### Stated goal:
Below is a listing. Gather each line of it that contains "Director".

### Records for this task:
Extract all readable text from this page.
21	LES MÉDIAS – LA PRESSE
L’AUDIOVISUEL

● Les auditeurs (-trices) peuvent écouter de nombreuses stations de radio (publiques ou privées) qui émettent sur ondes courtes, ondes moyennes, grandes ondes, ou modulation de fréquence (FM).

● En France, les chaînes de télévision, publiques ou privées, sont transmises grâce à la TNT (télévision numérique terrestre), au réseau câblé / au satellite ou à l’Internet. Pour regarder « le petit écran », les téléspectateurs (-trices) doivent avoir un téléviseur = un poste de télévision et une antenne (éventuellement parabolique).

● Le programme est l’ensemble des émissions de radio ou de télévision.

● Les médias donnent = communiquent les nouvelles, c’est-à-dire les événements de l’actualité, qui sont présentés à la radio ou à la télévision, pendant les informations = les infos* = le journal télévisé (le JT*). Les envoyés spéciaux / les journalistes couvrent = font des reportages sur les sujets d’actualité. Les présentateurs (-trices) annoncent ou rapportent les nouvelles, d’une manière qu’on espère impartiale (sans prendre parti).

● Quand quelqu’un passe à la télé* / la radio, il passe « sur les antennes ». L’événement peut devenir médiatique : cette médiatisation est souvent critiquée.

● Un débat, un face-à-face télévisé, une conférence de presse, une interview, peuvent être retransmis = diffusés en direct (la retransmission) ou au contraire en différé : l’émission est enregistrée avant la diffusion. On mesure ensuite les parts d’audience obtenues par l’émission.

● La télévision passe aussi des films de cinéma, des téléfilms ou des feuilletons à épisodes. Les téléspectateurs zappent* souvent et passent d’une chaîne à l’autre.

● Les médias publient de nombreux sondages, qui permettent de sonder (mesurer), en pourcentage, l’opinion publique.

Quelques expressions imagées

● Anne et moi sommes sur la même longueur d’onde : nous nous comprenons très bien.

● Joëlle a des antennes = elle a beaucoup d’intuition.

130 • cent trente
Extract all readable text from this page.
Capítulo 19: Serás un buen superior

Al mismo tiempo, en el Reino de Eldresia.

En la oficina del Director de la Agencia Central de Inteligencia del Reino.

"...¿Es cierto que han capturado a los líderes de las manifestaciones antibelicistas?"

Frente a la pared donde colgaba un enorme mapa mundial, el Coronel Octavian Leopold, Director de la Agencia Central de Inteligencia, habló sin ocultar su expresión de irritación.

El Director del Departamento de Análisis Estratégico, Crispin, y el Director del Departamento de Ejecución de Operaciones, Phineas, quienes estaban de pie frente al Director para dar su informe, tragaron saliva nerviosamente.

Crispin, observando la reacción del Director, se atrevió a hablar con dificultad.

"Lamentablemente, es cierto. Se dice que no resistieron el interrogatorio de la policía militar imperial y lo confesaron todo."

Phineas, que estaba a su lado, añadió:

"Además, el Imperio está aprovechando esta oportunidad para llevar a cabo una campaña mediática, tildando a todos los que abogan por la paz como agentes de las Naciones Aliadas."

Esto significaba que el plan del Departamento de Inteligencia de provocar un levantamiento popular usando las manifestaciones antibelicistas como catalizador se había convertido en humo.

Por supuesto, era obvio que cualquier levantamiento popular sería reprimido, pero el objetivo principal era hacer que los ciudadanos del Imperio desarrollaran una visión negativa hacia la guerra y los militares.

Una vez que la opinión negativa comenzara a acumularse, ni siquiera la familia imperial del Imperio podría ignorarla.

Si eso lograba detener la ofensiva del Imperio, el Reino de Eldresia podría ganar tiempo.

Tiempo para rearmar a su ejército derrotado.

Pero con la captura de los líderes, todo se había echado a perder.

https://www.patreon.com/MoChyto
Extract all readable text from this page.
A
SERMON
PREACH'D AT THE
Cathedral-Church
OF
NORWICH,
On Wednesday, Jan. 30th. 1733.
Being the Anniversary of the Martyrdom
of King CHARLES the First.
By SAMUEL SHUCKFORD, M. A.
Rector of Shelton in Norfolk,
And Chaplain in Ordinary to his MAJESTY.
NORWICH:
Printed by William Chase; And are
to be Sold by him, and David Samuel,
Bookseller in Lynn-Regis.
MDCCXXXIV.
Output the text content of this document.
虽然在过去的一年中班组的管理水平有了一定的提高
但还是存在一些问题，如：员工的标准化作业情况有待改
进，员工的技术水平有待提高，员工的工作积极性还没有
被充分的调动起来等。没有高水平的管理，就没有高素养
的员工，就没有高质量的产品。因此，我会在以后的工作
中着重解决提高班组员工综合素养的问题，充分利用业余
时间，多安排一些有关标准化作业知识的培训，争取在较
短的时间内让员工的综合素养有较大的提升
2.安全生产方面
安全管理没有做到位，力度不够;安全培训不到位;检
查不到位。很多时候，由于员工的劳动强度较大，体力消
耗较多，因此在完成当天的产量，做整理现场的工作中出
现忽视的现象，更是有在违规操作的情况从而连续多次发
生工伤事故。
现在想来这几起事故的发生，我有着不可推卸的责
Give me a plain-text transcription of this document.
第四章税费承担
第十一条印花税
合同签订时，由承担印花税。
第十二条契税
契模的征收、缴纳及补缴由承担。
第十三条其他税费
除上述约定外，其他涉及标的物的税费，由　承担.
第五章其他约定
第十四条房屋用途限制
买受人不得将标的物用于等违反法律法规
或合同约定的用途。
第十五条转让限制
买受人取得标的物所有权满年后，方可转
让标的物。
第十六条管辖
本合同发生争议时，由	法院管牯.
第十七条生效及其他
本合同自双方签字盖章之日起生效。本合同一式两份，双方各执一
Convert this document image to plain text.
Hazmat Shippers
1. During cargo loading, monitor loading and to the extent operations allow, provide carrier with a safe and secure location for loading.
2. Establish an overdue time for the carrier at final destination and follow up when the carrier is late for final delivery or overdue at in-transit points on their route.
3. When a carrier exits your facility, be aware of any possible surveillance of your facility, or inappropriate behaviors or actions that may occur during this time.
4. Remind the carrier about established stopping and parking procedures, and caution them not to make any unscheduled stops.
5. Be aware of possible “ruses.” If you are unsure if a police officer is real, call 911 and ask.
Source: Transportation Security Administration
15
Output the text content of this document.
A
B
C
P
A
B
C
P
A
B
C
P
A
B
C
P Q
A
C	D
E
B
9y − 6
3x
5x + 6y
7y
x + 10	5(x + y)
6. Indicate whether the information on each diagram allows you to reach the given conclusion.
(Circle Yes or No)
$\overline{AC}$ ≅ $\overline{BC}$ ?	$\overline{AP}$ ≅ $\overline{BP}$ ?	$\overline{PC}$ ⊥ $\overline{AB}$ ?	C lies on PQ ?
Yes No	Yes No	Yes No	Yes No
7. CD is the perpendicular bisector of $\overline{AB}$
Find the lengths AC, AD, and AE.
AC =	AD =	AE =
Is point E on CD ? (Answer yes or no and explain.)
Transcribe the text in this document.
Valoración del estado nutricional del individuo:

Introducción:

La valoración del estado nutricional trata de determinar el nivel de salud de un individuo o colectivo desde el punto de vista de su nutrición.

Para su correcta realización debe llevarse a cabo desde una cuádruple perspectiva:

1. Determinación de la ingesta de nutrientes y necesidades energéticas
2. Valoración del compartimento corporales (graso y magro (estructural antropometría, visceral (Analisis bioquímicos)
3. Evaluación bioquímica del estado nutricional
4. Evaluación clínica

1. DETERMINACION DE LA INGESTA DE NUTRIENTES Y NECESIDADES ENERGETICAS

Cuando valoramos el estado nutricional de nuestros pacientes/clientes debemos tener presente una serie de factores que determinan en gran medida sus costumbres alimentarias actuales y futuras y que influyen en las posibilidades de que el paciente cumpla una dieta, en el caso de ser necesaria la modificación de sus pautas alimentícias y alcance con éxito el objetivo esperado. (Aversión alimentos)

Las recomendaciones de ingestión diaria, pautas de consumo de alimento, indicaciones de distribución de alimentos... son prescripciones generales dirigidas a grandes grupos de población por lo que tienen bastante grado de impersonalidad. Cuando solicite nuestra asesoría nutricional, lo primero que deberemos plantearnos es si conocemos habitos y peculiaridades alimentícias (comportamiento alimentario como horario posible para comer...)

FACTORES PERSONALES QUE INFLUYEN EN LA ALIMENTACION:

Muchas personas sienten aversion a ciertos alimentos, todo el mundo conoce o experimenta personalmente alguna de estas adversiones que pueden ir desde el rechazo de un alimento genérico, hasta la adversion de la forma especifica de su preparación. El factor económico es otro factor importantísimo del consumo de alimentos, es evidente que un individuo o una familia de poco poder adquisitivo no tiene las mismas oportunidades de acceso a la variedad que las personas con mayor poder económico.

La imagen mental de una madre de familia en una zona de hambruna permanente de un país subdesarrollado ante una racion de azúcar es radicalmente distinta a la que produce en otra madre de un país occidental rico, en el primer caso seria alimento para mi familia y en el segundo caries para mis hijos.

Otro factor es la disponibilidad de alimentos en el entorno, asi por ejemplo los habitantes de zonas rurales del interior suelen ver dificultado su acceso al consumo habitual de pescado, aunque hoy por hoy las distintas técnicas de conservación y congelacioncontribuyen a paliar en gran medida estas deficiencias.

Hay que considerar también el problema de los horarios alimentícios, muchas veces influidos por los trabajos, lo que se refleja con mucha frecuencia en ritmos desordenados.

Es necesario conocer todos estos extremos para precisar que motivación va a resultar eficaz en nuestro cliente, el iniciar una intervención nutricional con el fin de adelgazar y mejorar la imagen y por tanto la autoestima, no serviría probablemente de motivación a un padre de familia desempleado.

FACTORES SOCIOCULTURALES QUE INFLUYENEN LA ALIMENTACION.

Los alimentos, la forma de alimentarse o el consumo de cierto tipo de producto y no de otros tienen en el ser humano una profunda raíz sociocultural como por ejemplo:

### Written response:
En la oficina del Director de la Agencia Central de Inteligencia del Reino.
Frente a la pared donde colgaba un enorme mapa mundial, el Coronel Octavian Leopold, Director de la Agencia Central de Inteligencia, habló sin ocultar su expresión de irritación.
El Director del Departamento de Análisis Estratégico, Crispin, y el Director del Departamento de Ejecución de Operaciones, Phineas, quienes estaban de pie frente al Director para dar su informe, tragaron saliva nerviosamente.
Crispin, observando la reacción del Director, se atrevió a hablar con dificultad.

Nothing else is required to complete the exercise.